* [SHORT PROBLEM]:
Your copy should begin at the line containing "Convert this document image to plain text." and end at the last line of the records; transcribe those lines exactly and leave out every picture.

········

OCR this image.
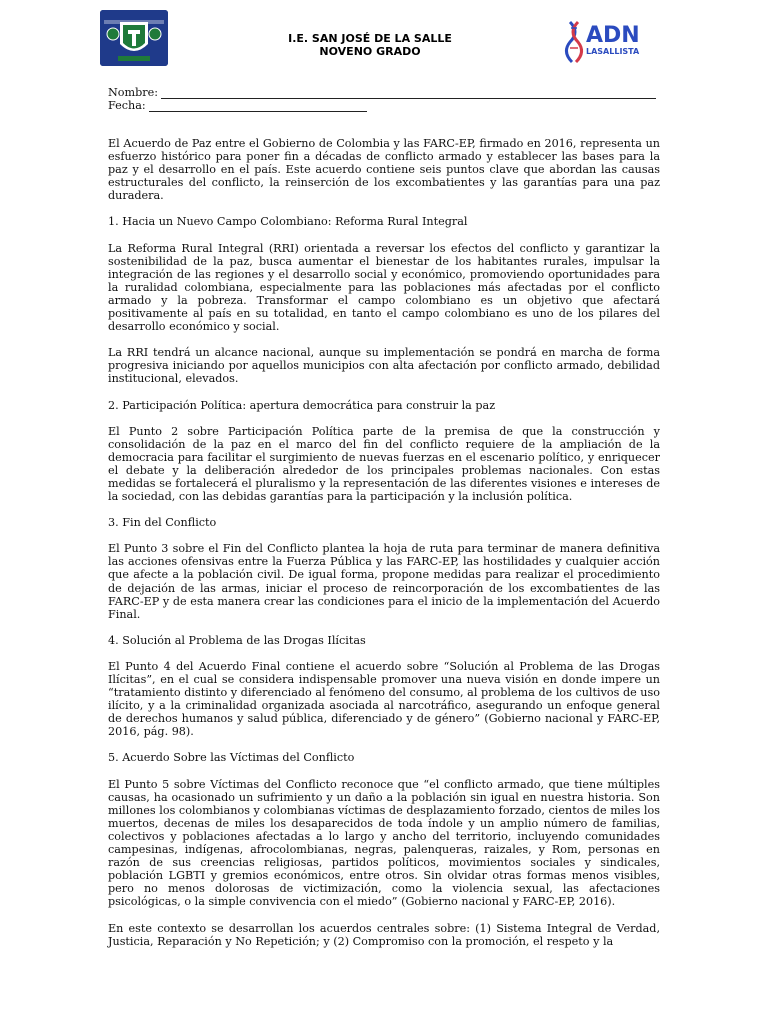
I.E. SAN JOSÉ DE LA SALLE
NOVENO GRADO
ADN
LASALLISTA
Nombre:
Fecha:

El Acuerdo de Paz entre el Gobierno de Colombia y las FARC-EP, firmado en 2016, representa un esfuerzo histórico para poner fin a décadas de conflicto armado y establecer las bases para la paz y el desarrollo en el país. Este acuerdo contiene seis puntos clave que abordan las causas estructurales del conflicto, la reinserción de los excombatientes y las garantías para una paz duradera.

1. Hacia un Nuevo Campo Colombiano: Reforma Rural Integral

La Reforma Rural Integral (RRI) orientada a reversar los efectos del conflicto y garantizar la sostenibilidad de la paz, busca aumentar el bienestar de los habitantes rurales, impulsar la integración de las regiones y el desarrollo social y económico, promoviendo oportunidades para la ruralidad colombiana, especialmente para las poblaciones más afectadas por el conflicto armado y la pobreza. Transformar el campo colombiano es un objetivo que afectará positivamente al país en su totalidad, en tanto el campo colombiano es uno de los pilares del desarrollo económico y social.

La RRI tendrá un alcance nacional, aunque su implementación se pondrá en marcha de forma progresiva iniciando por aquellos municipios con alta afectación por conflicto armado, debilidad institucional, elevados.

2. Participación Política: apertura democrática para construir la paz

El Punto 2 sobre Participación Política parte de la premisa de que la construcción y consolidación de la paz en el marco del fin del conflicto requiere de la ampliación de la democracia para facilitar el surgimiento de nuevas fuerzas en el escenario político, y enriquecer el debate y la deliberación alrededor de los principales problemas nacionales. Con estas medidas se fortalecerá el pluralismo y la representación de las diferentes visiones e intereses de la sociedad, con las debidas garantías para la participación y la inclusión política.

3. Fin del Conflicto

El Punto 3 sobre el Fin del Conflicto plantea la hoja de ruta para terminar de manera definitiva las acciones ofensivas entre la Fuerza Pública y las FARC-EP, las hostilidades y cualquier acción que afecte a la población civil. De igual forma, propone medidas para realizar el procedimiento de dejación de las armas, iniciar el proceso de reincorporación de los excombatientes de las FARC-EP y de esta manera crear las condiciones para el inicio de la implementación del Acuerdo Final.

4. Solución al Problema de las Drogas Ilícitas

El Punto 4 del Acuerdo Final contiene el acuerdo sobre “Solución al Problema de las Drogas Ilícitas”, en el cual se considera indispensable promover una nueva visión en donde impere un “tratamiento distinto y diferenciado al fenómeno del consumo, al problema de los cultivos de uso ilícito, y a la criminalidad organizada asociada al narcotráfico, asegurando un enfoque general de derechos humanos y salud pública, diferenciado y de género” (Gobierno nacional y FARC-EP, 2016, pág. 98).

5. Acuerdo Sobre las Víctimas del Conflicto

El Punto 5 sobre Víctimas del Conflicto reconoce que “el conflicto armado, que tiene múltiples causas, ha ocasionado un sufrimiento y un daño a la población sin igual en nuestra historia. Son millones los colombianos y colombianas víctimas de desplazamiento forzado, cientos de miles los muertos, decenas de miles los desaparecidos de toda índole y un amplio número de familias, colectivos y poblaciones afectadas a lo largo y ancho del territorio, incluyendo comunidades campesinas, indígenas, afrocolombianas, negras, palenqueras, raizales, y Rom, personas en razón de sus creencias religiosas, partidos políticos, movimientos sociales y sindicales, población LGBTI y gremios económicos, entre otros. Sin olvidar otras formas menos visibles, pero no menos dolorosas de victimización, como la violencia sexual, las afectaciones psicológicas, o la simple convivencia con el miedo” (Gobierno nacional y FARC-EP, 2016).

En este contexto se desarrollan los acuerdos centrales sobre: (1) Sistema Integral de Verdad, Justicia, Reparación y No Repetición; y (2) Compromiso con la promoción, el respeto y la
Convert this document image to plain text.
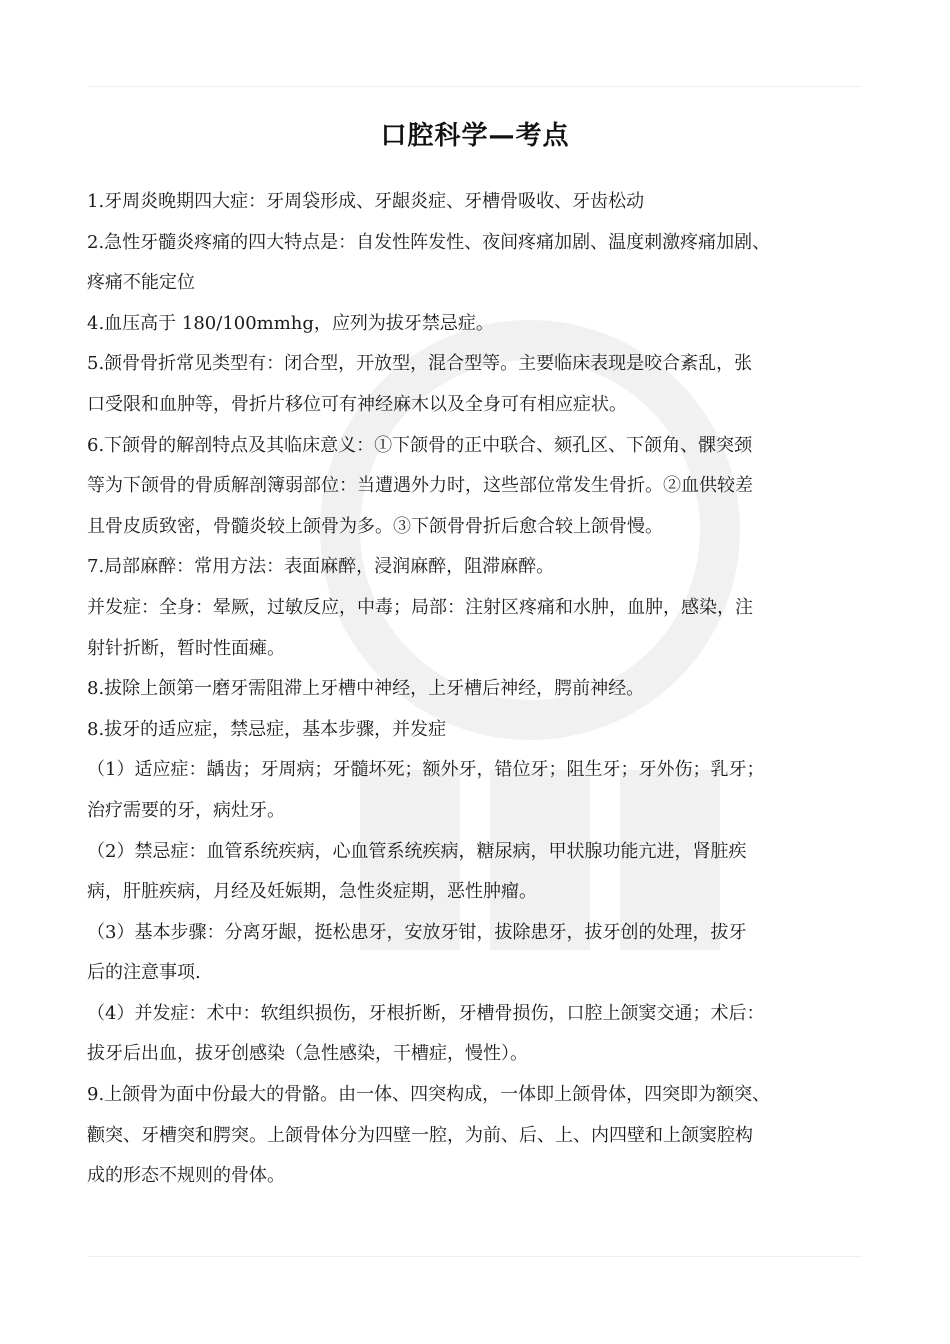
口腔科学—考点
1.牙周炎晚期四大症：牙周袋形成、牙龈炎症、牙槽骨吸收、牙齿松动
2.急性牙髓炎疼痛的四大特点是：自发性阵发性、夜间疼痛加剧、温度刺激疼痛加剧、
疼痛不能定位
4.血压高于 180/100mmhg，应列为拔牙禁忌症。
5.颌骨骨折常见类型有：闭合型，开放型，混合型等。主要临床表现是咬合紊乱，张
口受限和血肿等，骨折片移位可有神经麻木以及全身可有相应症状。
6.下颌骨的解剖特点及其临床意义：①下颌骨的正中联合、颏孔区、下颌角、髁突颈
等为下颌骨的骨质解剖簿弱部位：当遭遇外力时，这些部位常发生骨折。②血供较差
且骨皮质致密，骨髓炎较上颌骨为多。③下颌骨骨折后愈合较上颌骨慢。
7.局部麻醉：常用方法：表面麻醉，浸润麻醉，阻滞麻醉。
并发症：全身：晕厥，过敏反应，中毒；局部：注射区疼痛和水肿，血肿，感染，注
射针折断，暂时性面瘫。
8.拔除上颌第一磨牙需阻滞上牙槽中神经，上牙槽后神经，腭前神经。
8.拔牙的适应症，禁忌症，基本步骤，并发症
（1）适应症：龋齿；牙周病；牙髓坏死；额外牙，错位牙；阻生牙；牙外伤；乳牙；
治疗需要的牙，病灶牙。
（2）禁忌症：血管系统疾病，心血管系统疾病，糖尿病，甲状腺功能亢进，肾脏疾
病，肝脏疾病，月经及妊娠期，急性炎症期，恶性肿瘤。
（3）基本步骤：分离牙龈，挺松患牙，安放牙钳，拔除患牙，拔牙创的处理，拔牙
后的注意事项.
（4）并发症：术中：软组织损伤，牙根折断，牙槽骨损伤，口腔上颌窦交通；术后：
拔牙后出血，拔牙创感染（急性感染，干槽症，慢性）。
9.上颌骨为面中份最大的骨骼。由一体、四突构成，一体即上颌骨体，四突即为额突、
颧突、牙槽突和腭突。上颌骨体分为四壁一腔，为前、后、上、内四壁和上颌窦腔构
成的形态不规则的骨体。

········

* [PROBLEM SOLUTION]:
Convert this document image to plain text.
口腔科学—考点
1.牙周炎晚期四大症：牙周袋形成、牙龈炎症、牙槽骨吸收、牙齿松动
2.急性牙髓炎疼痛的四大特点是：自发性阵发性、夜间疼痛加剧、温度刺激疼痛加剧、
疼痛不能定位
4.血压高于 180/100mmhg，应列为拔牙禁忌症。
5.颌骨骨折常见类型有：闭合型，开放型，混合型等。主要临床表现是咬合紊乱，张
口受限和血肿等，骨折片移位可有神经麻木以及全身可有相应症状。
6.下颌骨的解剖特点及其临床意义：①下颌骨的正中联合、颏孔区、下颌角、髁突颈
等为下颌骨的骨质解剖簿弱部位：当遭遇外力时，这些部位常发生骨折。②血供较差
且骨皮质致密，骨髓炎较上颌骨为多。③下颌骨骨折后愈合较上颌骨慢。
7.局部麻醉：常用方法：表面麻醉，浸润麻醉，阻滞麻醉。
并发症：全身：晕厥，过敏反应，中毒；局部：注射区疼痛和水肿，血肿，感染，注
射针折断，暂时性面瘫。
8.拔除上颌第一磨牙需阻滞上牙槽中神经，上牙槽后神经，腭前神经。
8.拔牙的适应症，禁忌症，基本步骤，并发症
（1）适应症：龋齿；牙周病；牙髓坏死；额外牙，错位牙；阻生牙；牙外伤；乳牙；
治疗需要的牙，病灶牙。
（2）禁忌症：血管系统疾病，心血管系统疾病，糖尿病，甲状腺功能亢进，肾脏疾
病，肝脏疾病，月经及妊娠期，急性炎症期，恶性肿瘤。
（3）基本步骤：分离牙龈，挺松患牙，安放牙钳，拔除患牙，拔牙创的处理，拔牙
后的注意事项.
（4）并发症：术中：软组织损伤，牙根折断，牙槽骨损伤，口腔上颌窦交通；术后：
拔牙后出血，拔牙创感染（急性感染，干槽症，慢性）。
9.上颌骨为面中份最大的骨骼。由一体、四突构成，一体即上颌骨体，四突即为额突、
颧突、牙槽突和腭突。上颌骨体分为四壁一腔，为前、后、上、内四壁和上颌窦腔构
成的形态不规则的骨体。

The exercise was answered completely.